What the task requires:
The data below should be printed in full, exactly, and without any of its images.
BEGIN Supplied records
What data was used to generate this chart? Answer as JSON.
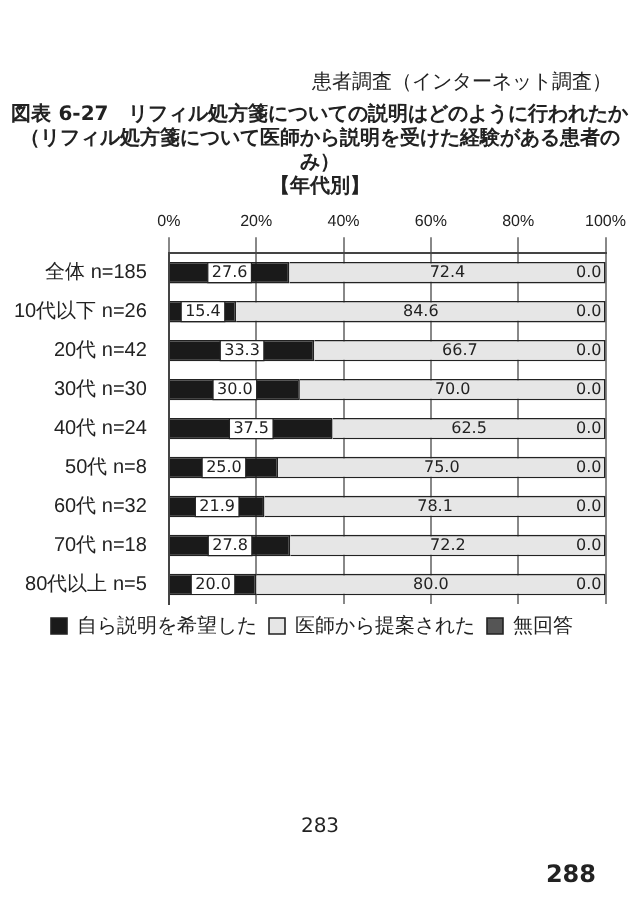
{
  "chart_data": {
    "type": "bar",
    "orientation": "horizontal",
    "stacked": true,
    "title": "図表 6-27　リフィル処方箋についての説明はどのように行われたか",
    "subtitle": "（リフィル処方箋について医師から説明を受けた経験がある患者のみ）",
    "annotations": [
      "患者調査（インターネット調査）",
      "【年代別】",
      "283",
      "288"
    ],
    "categories": [
      "全体 n=185",
      "10代以下 n=26",
      "20代 n=42",
      "30代 n=30",
      "40代 n=24",
      "50代 n=8",
      "60代 n=32",
      "70代 n=18",
      "80代以上 n=5"
    ],
    "series": [
      {
        "name": "自ら説明を希望した",
        "color": "#1a1a1a",
        "values": [
          27.6,
          15.4,
          33.3,
          30.0,
          37.5,
          25.0,
          21.9,
          27.8,
          20.0
        ],
        "value_labels": [
          "27.6",
          "15.4",
          "33.3",
          "30.0",
          "37.5",
          "25.0",
          "21.9",
          "27.8",
          "20.0"
        ]
      },
      {
        "name": "医師から提案された",
        "color": "#e6e6e6",
        "values": [
          72.4,
          84.6,
          66.7,
          70.0,
          62.5,
          75.0,
          78.1,
          72.2,
          80.0
        ],
        "value_labels": [
          "72.4",
          "84.6",
          "66.7",
          "70.0",
          "62.5",
          "75.0",
          "78.1",
          "72.2",
          "80.0"
        ]
      },
      {
        "name": "無回答",
        "color": "#555555",
        "values": [
          0.0,
          0.0,
          0.0,
          0.0,
          0.0,
          0.0,
          0.0,
          0.0,
          0.0
        ],
        "value_labels": [
          "0.0",
          "0.0",
          "0.0",
          "0.0",
          "0.0",
          "0.0",
          "0.0",
          "0.0",
          "0.0"
        ]
      }
    ],
    "xlim": [
      0,
      100
    ],
    "xticks": [
      {
        "value": 0,
        "label": "0%"
      },
      {
        "value": 20,
        "label": "20%"
      },
      {
        "value": 40,
        "label": "40%"
      },
      {
        "value": 60,
        "label": "60%"
      },
      {
        "value": 80,
        "label": "80%"
      },
      {
        "value": 100,
        "label": "100%"
      }
    ],
    "grid": "x",
    "legend": "bottom"
  }
}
END Supplied records
Final result:
What data was used to generate this chart? Answer as JSON.
{
  "chart_data": {
    "type": "bar",
    "orientation": "horizontal",
    "stacked": true,
    "title": "図表 6-27　リフィル処方箋についての説明はどのように行われたか",
    "subtitle": "（リフィル処方箋について医師から説明を受けた経験がある患者のみ）",
    "annotations": [
      "患者調査（インターネット調査）",
      "【年代別】",
      "283",
      "288"
    ],
    "categories": [
      "全体 n=185",
      "10代以下 n=26",
      "20代 n=42",
      "30代 n=30",
      "40代 n=24",
      "50代 n=8",
      "60代 n=32",
      "70代 n=18",
      "80代以上 n=5"
    ],
    "series": [
      {
        "name": "自ら説明を希望した",
        "color": "#1a1a1a",
        "values": [
          27.6,
          15.4,
          33.3,
          30.0,
          37.5,
          25.0,
          21.9,
          27.8,
          20.0
        ],
        "value_labels": [
          "27.6",
          "15.4",
          "33.3",
          "30.0",
          "37.5",
          "25.0",
          "21.9",
          "27.8",
          "20.0"
        ]
      },
      {
        "name": "医師から提案された",
        "color": "#e6e6e6",
        "values": [
          72.4,
          84.6,
          66.7,
          70.0,
          62.5,
          75.0,
          78.1,
          72.2,
          80.0
        ],
        "value_labels": [
          "72.4",
          "84.6",
          "66.7",
          "70.0",
          "62.5",
          "75.0",
          "78.1",
          "72.2",
          "80.0"
        ]
      },
      {
        "name": "無回答",
        "color": "#555555",
        "values": [
          0.0,
          0.0,
          0.0,
          0.0,
          0.0,
          0.0,
          0.0,
          0.0,
          0.0
        ],
        "value_labels": [
          "0.0",
          "0.0",
          "0.0",
          "0.0",
          "0.0",
          "0.0",
          "0.0",
          "0.0",
          "0.0"
        ]
      }
    ],
    "xlim": [
      0,
      100
    ],
    "xticks": [
      {
        "value": 0,
        "label": "0%"
      },
      {
        "value": 20,
        "label": "20%"
      },
      {
        "value": 40,
        "label": "40%"
      },
      {
        "value": 60,
        "label": "60%"
      },
      {
        "value": 80,
        "label": "80%"
      },
      {
        "value": 100,
        "label": "100%"
      }
    ],
    "grid": "x",
    "legend": "bottom"
  }
}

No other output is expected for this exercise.